[Written task]: Every line from the one with "What does this" through the final line must be written out exactly, and no other line; omit the pictures.

— START Information provided —

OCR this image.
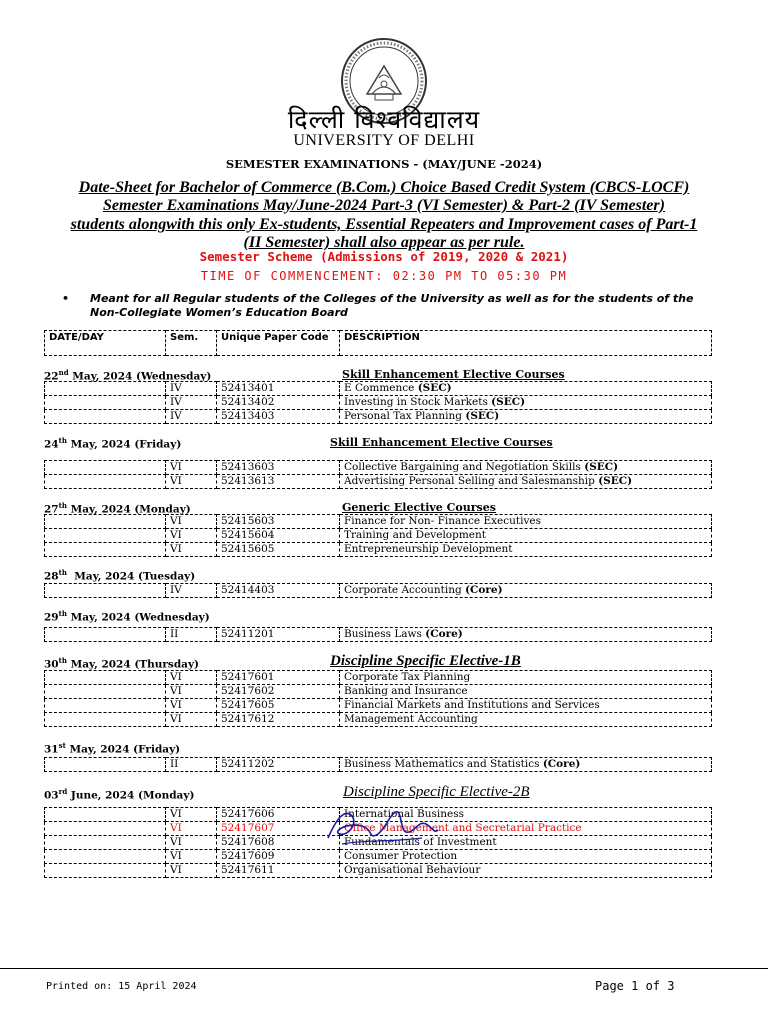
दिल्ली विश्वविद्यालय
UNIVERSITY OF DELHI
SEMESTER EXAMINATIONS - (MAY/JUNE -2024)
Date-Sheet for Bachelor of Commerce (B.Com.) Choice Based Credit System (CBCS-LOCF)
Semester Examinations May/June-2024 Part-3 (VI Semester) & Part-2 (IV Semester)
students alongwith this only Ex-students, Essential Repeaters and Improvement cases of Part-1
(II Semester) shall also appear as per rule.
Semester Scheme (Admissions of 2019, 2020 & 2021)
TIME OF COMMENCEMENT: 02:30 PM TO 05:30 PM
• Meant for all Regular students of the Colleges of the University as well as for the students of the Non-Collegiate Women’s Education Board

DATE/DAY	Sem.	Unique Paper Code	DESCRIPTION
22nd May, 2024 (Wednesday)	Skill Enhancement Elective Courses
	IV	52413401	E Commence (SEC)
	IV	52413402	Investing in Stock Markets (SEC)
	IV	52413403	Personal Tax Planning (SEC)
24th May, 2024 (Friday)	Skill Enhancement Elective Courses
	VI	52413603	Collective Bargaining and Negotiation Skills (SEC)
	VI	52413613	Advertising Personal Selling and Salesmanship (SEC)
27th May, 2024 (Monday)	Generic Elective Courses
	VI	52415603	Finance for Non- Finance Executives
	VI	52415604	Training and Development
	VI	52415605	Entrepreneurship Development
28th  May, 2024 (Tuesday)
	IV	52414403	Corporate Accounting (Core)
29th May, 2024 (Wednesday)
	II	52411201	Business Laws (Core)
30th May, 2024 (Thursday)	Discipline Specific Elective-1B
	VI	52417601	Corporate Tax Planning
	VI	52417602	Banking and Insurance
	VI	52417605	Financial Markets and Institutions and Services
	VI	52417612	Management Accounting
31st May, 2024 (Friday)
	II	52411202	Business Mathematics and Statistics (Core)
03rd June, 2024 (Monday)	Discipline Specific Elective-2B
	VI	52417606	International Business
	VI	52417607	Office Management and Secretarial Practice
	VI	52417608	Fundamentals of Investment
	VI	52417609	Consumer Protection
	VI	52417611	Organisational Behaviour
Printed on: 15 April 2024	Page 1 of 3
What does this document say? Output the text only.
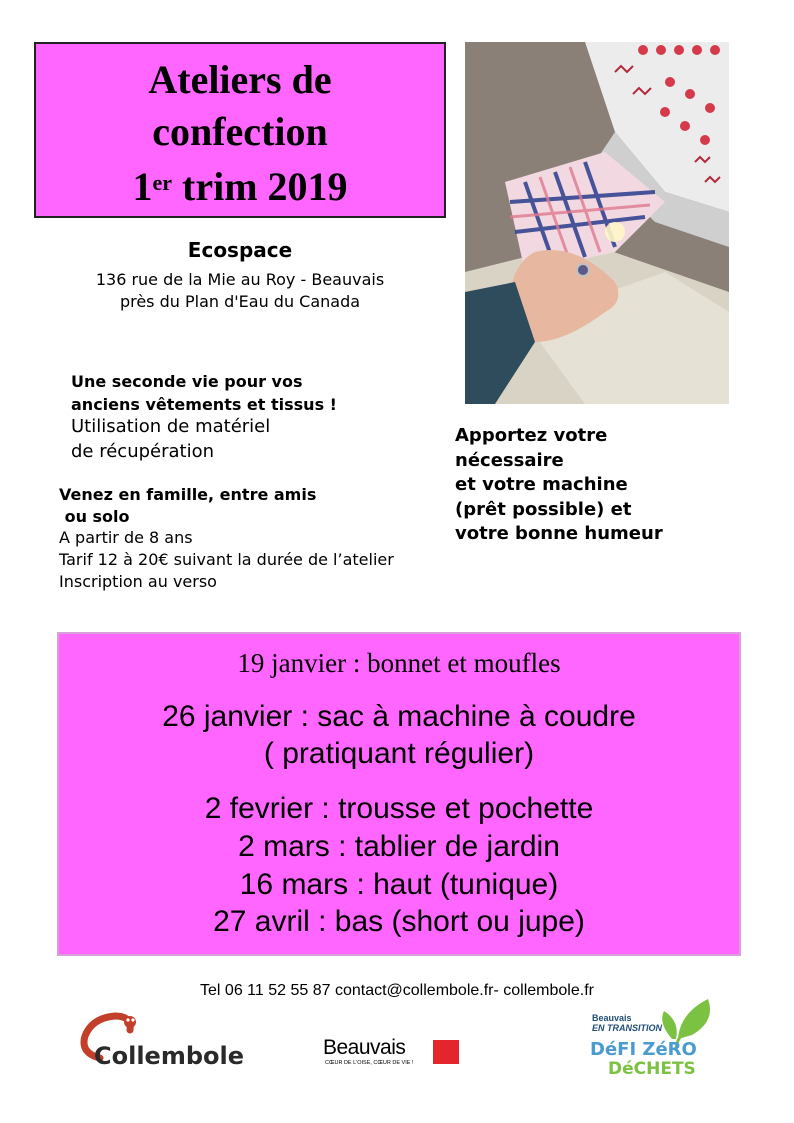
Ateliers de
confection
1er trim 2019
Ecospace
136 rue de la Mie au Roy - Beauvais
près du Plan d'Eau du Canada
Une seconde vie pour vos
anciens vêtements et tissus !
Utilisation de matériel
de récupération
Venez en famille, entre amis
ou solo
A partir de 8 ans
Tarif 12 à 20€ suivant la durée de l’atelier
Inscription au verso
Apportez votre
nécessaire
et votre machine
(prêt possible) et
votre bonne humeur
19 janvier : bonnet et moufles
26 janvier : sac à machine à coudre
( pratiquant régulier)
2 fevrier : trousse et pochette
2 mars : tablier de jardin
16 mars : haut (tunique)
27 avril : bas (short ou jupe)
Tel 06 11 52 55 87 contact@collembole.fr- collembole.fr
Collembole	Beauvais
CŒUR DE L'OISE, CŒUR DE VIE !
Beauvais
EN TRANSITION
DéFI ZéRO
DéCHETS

— END Information provided —

[The output]:
What does this document say? Output the text only.
Ateliers de
confection
1er trim 2019
Ecospace
136 rue de la Mie au Roy - Beauvais
près du Plan d'Eau du Canada
Une seconde vie pour vos
anciens vêtements et tissus !
Utilisation de matériel
de récupération
Venez en famille, entre amis
ou solo
A partir de 8 ans
Tarif 12 à 20€ suivant la durée de l’atelier
Inscription au verso
Apportez votre
nécessaire
et votre machine
(prêt possible) et
votre bonne humeur
19 janvier : bonnet et moufles
26 janvier : sac à machine à coudre
( pratiquant régulier)
2 fevrier : trousse et pochette
2 mars : tablier de jardin
16 mars : haut (tunique)
27 avril : bas (short ou jupe)
Tel 06 11 52 55 87 contact@collembole.fr- collembole.fr
Collembole	Beauvais
CŒUR DE L'OISE, CŒUR DE VIE !
Beauvais
EN TRANSITION
DéFI ZéRO
DéCHETS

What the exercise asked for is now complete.